**DATA SHOWN**
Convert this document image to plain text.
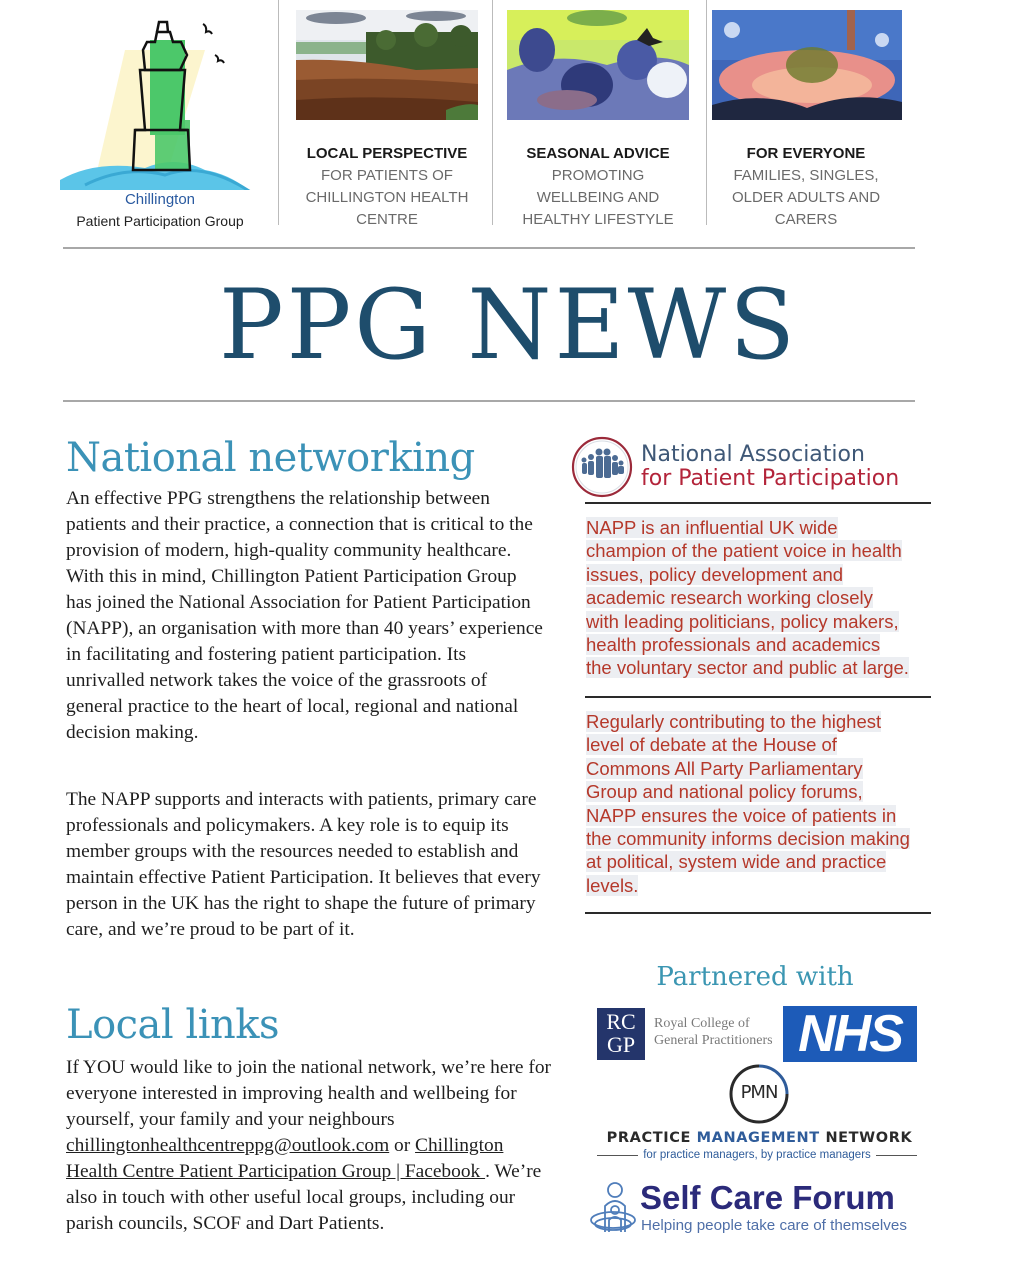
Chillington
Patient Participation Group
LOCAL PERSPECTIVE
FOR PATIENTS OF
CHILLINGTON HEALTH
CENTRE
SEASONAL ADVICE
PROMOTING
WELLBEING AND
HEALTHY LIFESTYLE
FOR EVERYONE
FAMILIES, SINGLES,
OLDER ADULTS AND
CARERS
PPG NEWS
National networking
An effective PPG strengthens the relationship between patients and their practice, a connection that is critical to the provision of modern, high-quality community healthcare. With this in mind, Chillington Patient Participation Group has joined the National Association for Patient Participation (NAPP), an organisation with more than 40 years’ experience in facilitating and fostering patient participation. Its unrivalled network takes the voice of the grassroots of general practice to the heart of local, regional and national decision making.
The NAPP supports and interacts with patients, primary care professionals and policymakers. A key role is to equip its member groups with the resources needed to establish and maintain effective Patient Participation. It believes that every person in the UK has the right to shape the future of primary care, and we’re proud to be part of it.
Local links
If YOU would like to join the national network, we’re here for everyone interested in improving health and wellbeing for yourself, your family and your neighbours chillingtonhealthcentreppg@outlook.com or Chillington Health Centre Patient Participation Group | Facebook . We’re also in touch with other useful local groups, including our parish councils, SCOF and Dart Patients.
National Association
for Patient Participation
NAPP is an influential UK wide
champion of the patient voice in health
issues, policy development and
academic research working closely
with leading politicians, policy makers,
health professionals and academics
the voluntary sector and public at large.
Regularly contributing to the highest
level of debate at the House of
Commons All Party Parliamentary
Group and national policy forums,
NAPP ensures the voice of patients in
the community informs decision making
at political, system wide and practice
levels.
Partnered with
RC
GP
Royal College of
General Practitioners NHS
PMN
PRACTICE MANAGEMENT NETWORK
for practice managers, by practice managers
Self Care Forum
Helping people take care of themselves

**EXERCISE DIRECTIONS**
All lines of the records above with the word "decision" in them are to be copied.

**TASK SOLUTION**
An effective PPG strengthens the relationship between patients and their practice, a connection that is critical to the provision of modern, high-quality community healthcare. With this in mind, Chillington Patient Participation Group has joined the National Association for Patient Participation (NAPP), an organisation with more than 40 years’ experience in facilitating and fostering patient participation. Its unrivalled network takes the voice of the grassroots of general practice to the heart of local, regional and national decision making.
the community informs decision making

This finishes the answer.